Exercise:
Transcribe all of the records word for word, but omit the pictures.

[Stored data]
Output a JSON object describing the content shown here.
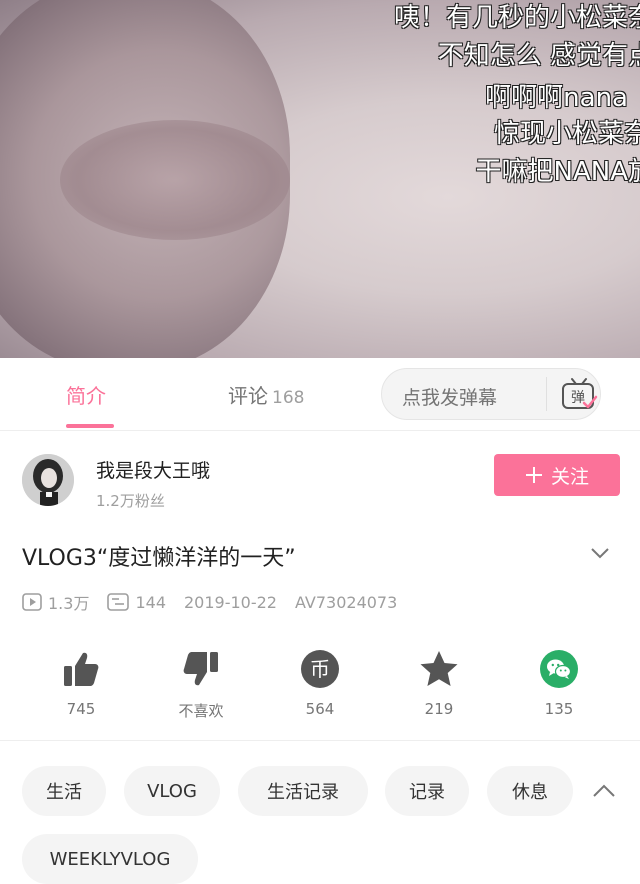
{
  "video": {
    "danmaku": [
      "咦！有几秒的小松菜奈也",
      "不知怎么 感觉有点淡",
      "啊啊啊nana",
      "惊现小松菜奈",
      "干嘛把NANA放"
    ]
  },
  "tabs": {
    "intro": "简介",
    "comments": "评论",
    "comment_count": "168",
    "danmaku_placeholder": "点我发弹幕",
    "danmaku_icon_text": "弹"
  },
  "uploader": {
    "name": "我是段大王哦",
    "fans": "1.2万粉丝",
    "follow_label": "关注",
    "follow_icon": "plus-icon"
  },
  "video_info": {
    "title": "VLOG3“度过懒洋洋的一天”",
    "views": "1.3万",
    "danmaku_count": "144",
    "date": "2019-10-22",
    "av_id": "AV73024073"
  },
  "actions": {
    "like": "745",
    "dislike": "不喜欢",
    "coin": "564",
    "favorite": "219",
    "share": "135",
    "coin_glyph": "币"
  },
  "tags": [
    "生活",
    "VLOG",
    "生活记录",
    "记录",
    "休息",
    "WEEKLYVLOG"
  ],
  "colors": {
    "accent": "#fb7299",
    "icon_gray": "#555555",
    "wechat": "#2aae67"
  }
}
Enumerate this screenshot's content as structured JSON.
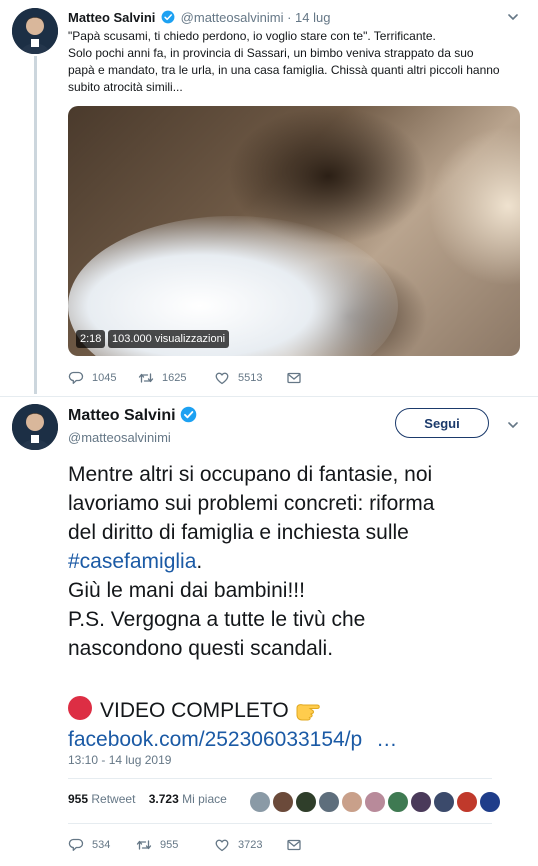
{
  "parent_tweet": {
    "name": "Matteo Salvini",
    "handle": "@matteosalvinimi",
    "separator": "·",
    "date": "14 lug",
    "text_lines": [
      "\"Papà scusami, ti chiedo perdono, io voglio stare con te\". Terrificante.",
      "Solo pochi anni fa, in provincia di Sassari, un bimbo veniva strappato da suo",
      "papà e mandato, tra le urla, in una casa famiglia. Chissà quanti altri piccoli hanno",
      "subito atrocità simili..."
    ],
    "video": {
      "duration": "2:18",
      "views": "103.000 visualizzazioni"
    },
    "actions": {
      "replies": "1045",
      "retweets": "1625",
      "likes": "5513"
    }
  },
  "main_tweet": {
    "name": "Matteo Salvini",
    "handle": "@matteosalvinimi",
    "follow_label": "Segui",
    "text": {
      "l1": "Mentre altri si occupano di fantasie, noi",
      "l2": "lavoriamo sui problemi concreti: riforma",
      "l3": "del diritto di famiglia e inchiesta sulle",
      "hashtag": "#casefamiglia",
      "l4_suffix": ".",
      "l5": "Giù le mani dai bambini!!!",
      "l6": "P.S. Vergogna a tutte le tivù che",
      "l7": "nascondono questi scandali.",
      "video_label": "VIDEO COMPLETO",
      "link": "facebook.com/252306033154/p",
      "link_ellipsis": "…"
    },
    "timestamp": "13:10 - 14 lug 2019",
    "stats": {
      "retweets_count": "955",
      "retweets_label": "Retweet",
      "likes_count": "3.723",
      "likes_label": "Mi piace"
    },
    "liker_colors": [
      "#8a9aa6",
      "#6b4a3a",
      "#2f3e2a",
      "#5e6e7c",
      "#c9a08a",
      "#b88a9a",
      "#3f7a52",
      "#4a3a5a",
      "#3b4a6b",
      "#c0392b",
      "#1f3d8a"
    ],
    "actions": {
      "replies": "534",
      "retweets": "955",
      "likes": "3723"
    }
  },
  "icons": {
    "verified": "verified-badge-icon",
    "reply": "reply-icon",
    "retweet": "retweet-icon",
    "like": "heart-icon",
    "dm": "envelope-icon",
    "more": "chevron-down-icon",
    "red_circle": "red-circle-emoji",
    "pointing_hand": "pointing-right-emoji"
  },
  "colors": {
    "link": "#1b5aa5",
    "verified": "#1da1f2",
    "muted": "#657786",
    "follow_border": "#1b3a6b"
  }
}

Result of the task:
Output a JSON object describing the content shown here.
{
  "video": {
    "danmaku": [
      "咦！有几秒的小松菜奈也",
      "不知怎么 感觉有点淡",
      "啊啊啊nana",
      "惊现小松菜奈",
      "干嘛把NANA放"
    ]
  },
  "tabs": {
    "intro": "简介",
    "comments": "评论",
    "comment_count": "168",
    "danmaku_placeholder": "点我发弹幕",
    "danmaku_icon_text": "弹"
  },
  "uploader": {
    "name": "我是段大王哦",
    "fans": "1.2万粉丝",
    "follow_label": "关注",
    "follow_icon": "plus-icon"
  },
  "video_info": {
    "title": "VLOG3“度过懒洋洋的一天”",
    "views": "1.3万",
    "danmaku_count": "144",
    "date": "2019-10-22",
    "av_id": "AV73024073"
  },
  "actions": {
    "like": "745",
    "dislike": "不喜欢",
    "coin": "564",
    "favorite": "219",
    "share": "135",
    "coin_glyph": "币"
  },
  "tags": [
    "生活",
    "VLOG",
    "生活记录",
    "记录",
    "休息",
    "WEEKLYVLOG"
  ],
  "colors": {
    "accent": "#fb7299",
    "icon_gray": "#555555",
    "wechat": "#2aae67"
  }
}
Enumerate this screenshot's content as structured JSON.
{
  "parent_tweet": {
    "name": "Matteo Salvini",
    "handle": "@matteosalvinimi",
    "separator": "·",
    "date": "14 lug",
    "text_lines": [
      "\"Papà scusami, ti chiedo perdono, io voglio stare con te\". Terrificante.",
      "Solo pochi anni fa, in provincia di Sassari, un bimbo veniva strappato da suo",
      "papà e mandato, tra le urla, in una casa famiglia. Chissà quanti altri piccoli hanno",
      "subito atrocità simili..."
    ],
    "video": {
      "duration": "2:18",
      "views": "103.000 visualizzazioni"
    },
    "actions": {
      "replies": "1045",
      "retweets": "1625",
      "likes": "5513"
    }
  },
  "main_tweet": {
    "name": "Matteo Salvini",
    "handle": "@matteosalvinimi",
    "follow_label": "Segui",
    "text": {
      "l1": "Mentre altri si occupano di fantasie, noi",
      "l2": "lavoriamo sui problemi concreti: riforma",
      "l3": "del diritto di famiglia e inchiesta sulle",
      "hashtag": "#casefamiglia",
      "l4_suffix": ".",
      "l5": "Giù le mani dai bambini!!!",
      "l6": "P.S. Vergogna a tutte le tivù che",
      "l7": "nascondono questi scandali.",
      "video_label": "VIDEO COMPLETO",
      "link": "facebook.com/252306033154/p",
      "link_ellipsis": "…"
    },
    "timestamp": "13:10 - 14 lug 2019",
    "stats": {
      "retweets_count": "955",
      "retweets_label": "Retweet",
      "likes_count": "3.723",
      "likes_label": "Mi piace"
    },
    "liker_colors": [
      "#8a9aa6",
      "#6b4a3a",
      "#2f3e2a",
      "#5e6e7c",
      "#c9a08a",
      "#b88a9a",
      "#3f7a52",
      "#4a3a5a",
      "#3b4a6b",
      "#c0392b",
      "#1f3d8a"
    ],
    "actions": {
      "replies": "534",
      "retweets": "955",
      "likes": "3723"
    }
  },
  "icons": {
    "verified": "verified-badge-icon",
    "reply": "reply-icon",
    "retweet": "retweet-icon",
    "like": "heart-icon",
    "dm": "envelope-icon",
    "more": "chevron-down-icon",
    "red_circle": "red-circle-emoji",
    "pointing_hand": "pointing-right-emoji"
  },
  "colors": {
    "link": "#1b5aa5",
    "verified": "#1da1f2",
    "muted": "#657786",
    "follow_border": "#1b3a6b"
  }
}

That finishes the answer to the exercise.